[Data entries for graphics]
* start *
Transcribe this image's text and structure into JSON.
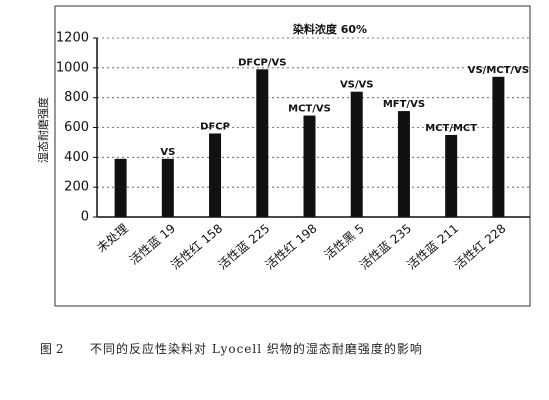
{
  "chart_data": {
    "type": "bar",
    "title": "染料浓度 60%",
    "y_label": "湿态耐磨强度",
    "categories": [
      "未处理",
      "活性蓝 19",
      "活性红 158",
      "活性蓝 225",
      "活性红 198",
      "活性黑 5",
      "活性蓝 235",
      "活性蓝 211",
      "活性红 228"
    ],
    "values": [
      390,
      390,
      560,
      990,
      680,
      840,
      710,
      550,
      940
    ],
    "bar_labels": [
      null,
      "VS",
      "DFCP",
      "DFCP/VS",
      "MCT/VS",
      "VS/VS",
      "MFT/VS",
      "MCT/MCT",
      "VS/MCT/VS"
    ],
    "color": "#111111",
    "ylim": [
      0,
      1200
    ],
    "yticks": [
      0,
      200,
      400,
      600,
      800,
      1000,
      1200
    ],
    "grid": true
  },
  "figure_label": "图 2",
  "caption": "不同的反应性染料对 Lyocell 织物的湿态耐磨强度的影响"
}
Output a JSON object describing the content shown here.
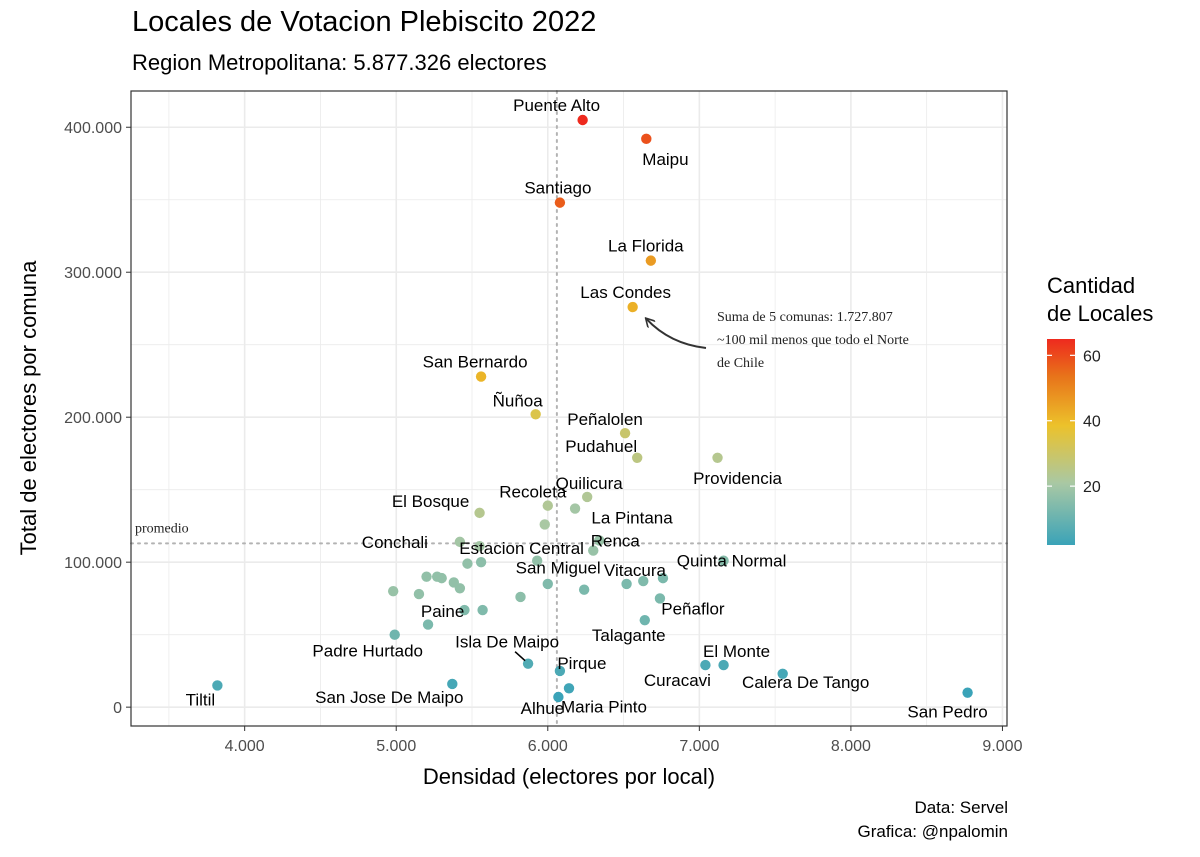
* end *
WORK TO BE COMPLETED:
Reproduce the whole listing exactly, but not the images in it.

RESULT OF THE EXERCISE:
Transcribe this image's text and structure into JSON.
{
  "chart_data": {
    "type": "bar",
    "title": "染料浓度 60%",
    "y_label": "湿态耐磨强度",
    "categories": [
      "未处理",
      "活性蓝 19",
      "活性红 158",
      "活性蓝 225",
      "活性红 198",
      "活性黑 5",
      "活性蓝 235",
      "活性蓝 211",
      "活性红 228"
    ],
    "values": [
      390,
      390,
      560,
      990,
      680,
      840,
      710,
      550,
      940
    ],
    "bar_labels": [
      null,
      "VS",
      "DFCP",
      "DFCP/VS",
      "MCT/VS",
      "VS/VS",
      "MFT/VS",
      "MCT/MCT",
      "VS/MCT/VS"
    ],
    "color": "#111111",
    "ylim": [
      0,
      1200
    ],
    "yticks": [
      0,
      200,
      400,
      600,
      800,
      1000,
      1200
    ],
    "grid": true
  },
  "figure_label": "图 2",
  "caption": "不同的反应性染料对 Lyocell 织物的湿态耐磨强度的影响"
}
Output a JSON object describing the content shown here.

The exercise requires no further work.